##### RECORDS FOR THIS EXERCISE
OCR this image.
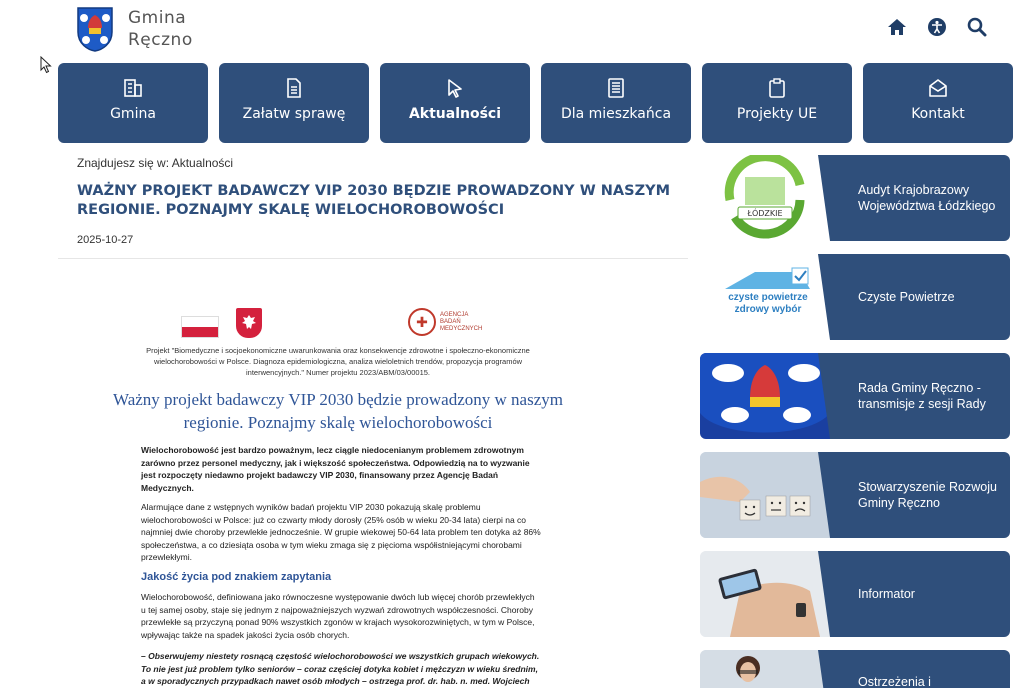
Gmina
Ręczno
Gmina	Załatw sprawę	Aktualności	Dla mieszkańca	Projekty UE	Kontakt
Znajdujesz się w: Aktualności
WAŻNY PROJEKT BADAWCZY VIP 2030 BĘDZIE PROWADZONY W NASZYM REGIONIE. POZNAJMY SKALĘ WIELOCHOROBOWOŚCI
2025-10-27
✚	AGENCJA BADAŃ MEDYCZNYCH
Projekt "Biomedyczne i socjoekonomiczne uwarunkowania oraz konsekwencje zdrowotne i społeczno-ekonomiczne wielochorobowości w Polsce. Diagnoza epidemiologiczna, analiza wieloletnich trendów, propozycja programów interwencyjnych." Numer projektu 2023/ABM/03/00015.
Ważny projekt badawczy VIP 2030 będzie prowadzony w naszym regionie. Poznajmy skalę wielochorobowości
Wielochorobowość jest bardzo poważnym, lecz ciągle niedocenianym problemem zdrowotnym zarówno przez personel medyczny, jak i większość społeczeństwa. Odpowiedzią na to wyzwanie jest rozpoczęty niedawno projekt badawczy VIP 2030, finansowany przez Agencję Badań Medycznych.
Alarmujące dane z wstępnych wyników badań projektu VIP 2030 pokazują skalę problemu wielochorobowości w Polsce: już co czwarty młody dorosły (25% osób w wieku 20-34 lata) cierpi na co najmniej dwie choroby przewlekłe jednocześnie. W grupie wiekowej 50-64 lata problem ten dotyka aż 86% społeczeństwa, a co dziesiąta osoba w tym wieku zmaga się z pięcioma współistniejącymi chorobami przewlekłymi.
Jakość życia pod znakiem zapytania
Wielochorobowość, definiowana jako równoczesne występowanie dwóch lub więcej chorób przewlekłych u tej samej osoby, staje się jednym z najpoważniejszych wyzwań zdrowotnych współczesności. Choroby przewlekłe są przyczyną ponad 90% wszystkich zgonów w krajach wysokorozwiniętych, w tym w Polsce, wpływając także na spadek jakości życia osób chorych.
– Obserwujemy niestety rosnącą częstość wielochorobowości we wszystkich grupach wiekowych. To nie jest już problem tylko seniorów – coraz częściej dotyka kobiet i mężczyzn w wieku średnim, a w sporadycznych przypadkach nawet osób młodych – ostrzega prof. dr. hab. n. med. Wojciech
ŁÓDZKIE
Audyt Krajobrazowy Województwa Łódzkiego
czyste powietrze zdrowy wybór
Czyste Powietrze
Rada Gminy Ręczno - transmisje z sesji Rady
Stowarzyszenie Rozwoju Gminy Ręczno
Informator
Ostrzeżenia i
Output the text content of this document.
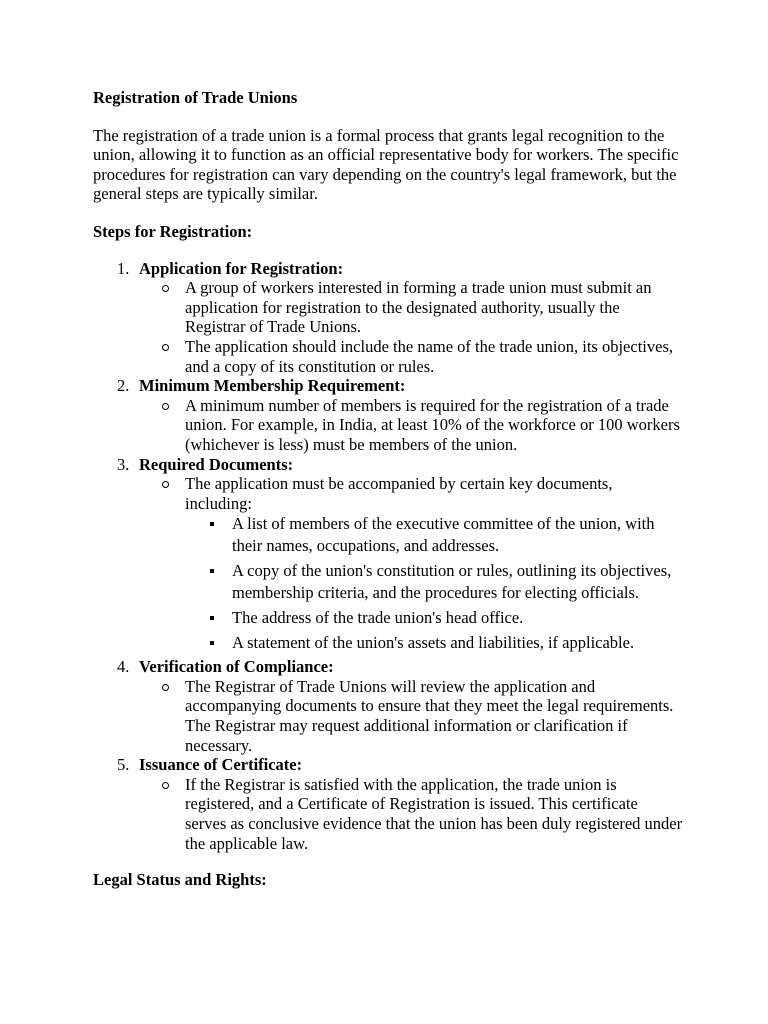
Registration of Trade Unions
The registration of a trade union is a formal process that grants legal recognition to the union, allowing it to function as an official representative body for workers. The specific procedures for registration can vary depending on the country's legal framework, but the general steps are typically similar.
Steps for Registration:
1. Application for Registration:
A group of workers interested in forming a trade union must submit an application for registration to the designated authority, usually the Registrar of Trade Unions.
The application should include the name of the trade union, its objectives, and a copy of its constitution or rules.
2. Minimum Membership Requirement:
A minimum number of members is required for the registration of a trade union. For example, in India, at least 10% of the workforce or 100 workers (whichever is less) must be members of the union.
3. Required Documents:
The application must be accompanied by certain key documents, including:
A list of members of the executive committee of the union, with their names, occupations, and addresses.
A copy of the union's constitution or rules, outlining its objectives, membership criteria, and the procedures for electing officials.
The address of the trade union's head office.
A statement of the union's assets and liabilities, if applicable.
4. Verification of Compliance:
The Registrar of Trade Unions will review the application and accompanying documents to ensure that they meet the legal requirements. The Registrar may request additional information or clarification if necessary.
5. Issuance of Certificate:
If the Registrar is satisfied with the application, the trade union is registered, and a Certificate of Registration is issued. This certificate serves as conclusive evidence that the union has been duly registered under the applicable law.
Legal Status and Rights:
##########
##### RECORDS FOR THIS EXERCISE
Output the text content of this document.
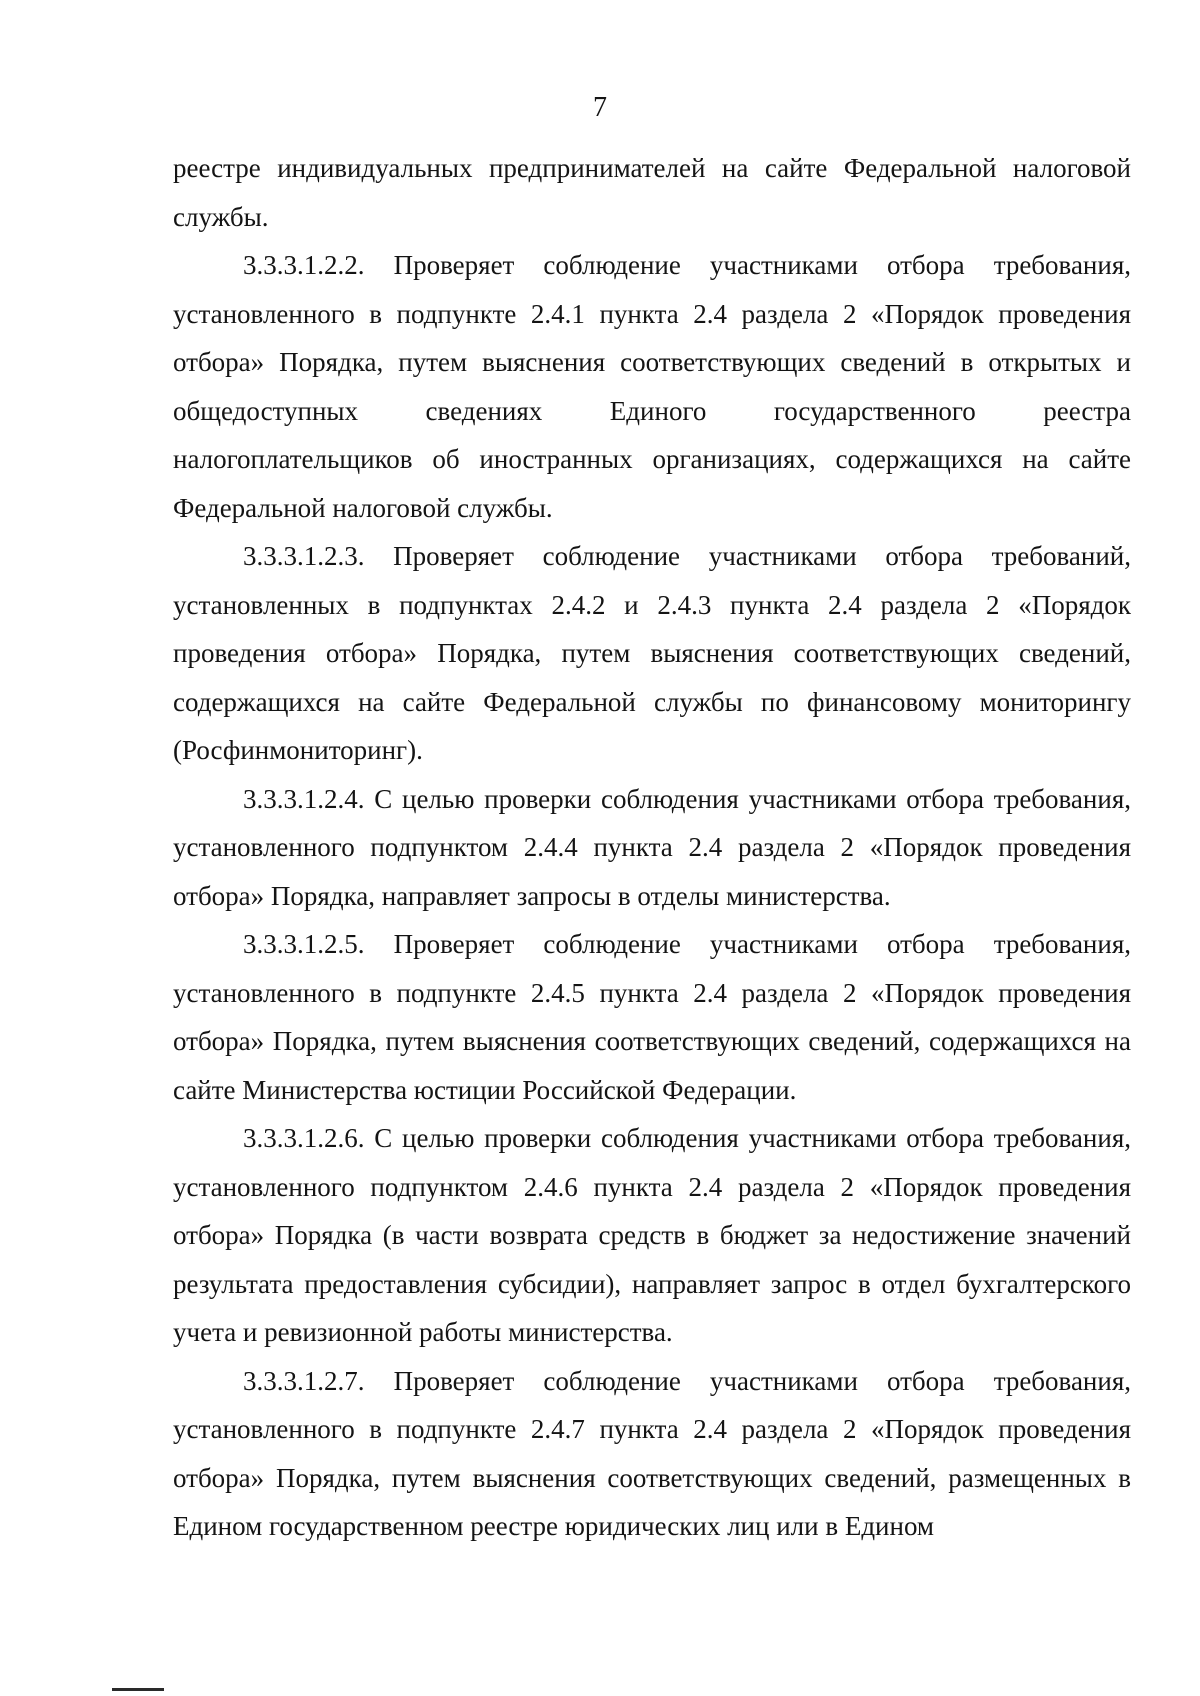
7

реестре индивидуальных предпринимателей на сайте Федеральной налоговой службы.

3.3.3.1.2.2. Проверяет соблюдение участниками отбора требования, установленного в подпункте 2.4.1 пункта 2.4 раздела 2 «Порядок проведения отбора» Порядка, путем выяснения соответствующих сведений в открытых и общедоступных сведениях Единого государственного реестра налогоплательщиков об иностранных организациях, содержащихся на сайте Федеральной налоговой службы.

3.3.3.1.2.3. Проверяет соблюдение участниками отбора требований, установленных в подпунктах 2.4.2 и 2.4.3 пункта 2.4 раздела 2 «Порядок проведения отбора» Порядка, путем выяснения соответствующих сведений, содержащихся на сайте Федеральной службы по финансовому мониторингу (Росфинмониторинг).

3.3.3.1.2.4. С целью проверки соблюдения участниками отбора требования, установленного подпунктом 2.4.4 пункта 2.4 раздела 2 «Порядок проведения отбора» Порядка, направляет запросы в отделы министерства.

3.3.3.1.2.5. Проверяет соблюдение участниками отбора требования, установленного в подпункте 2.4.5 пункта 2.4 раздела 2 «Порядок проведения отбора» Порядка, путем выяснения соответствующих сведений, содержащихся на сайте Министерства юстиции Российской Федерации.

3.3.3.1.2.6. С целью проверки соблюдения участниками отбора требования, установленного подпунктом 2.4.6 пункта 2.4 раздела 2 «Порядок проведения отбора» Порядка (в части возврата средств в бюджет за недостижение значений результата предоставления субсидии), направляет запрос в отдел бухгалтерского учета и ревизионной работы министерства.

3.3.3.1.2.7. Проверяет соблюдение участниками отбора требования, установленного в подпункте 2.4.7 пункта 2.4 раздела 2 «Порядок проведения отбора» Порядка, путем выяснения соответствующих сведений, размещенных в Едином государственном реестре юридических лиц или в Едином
##########
WHAT TO DO:
Check each line of the data above for the string "rules", then report how many lines have it, with no other words.

THE OUTPUT:
2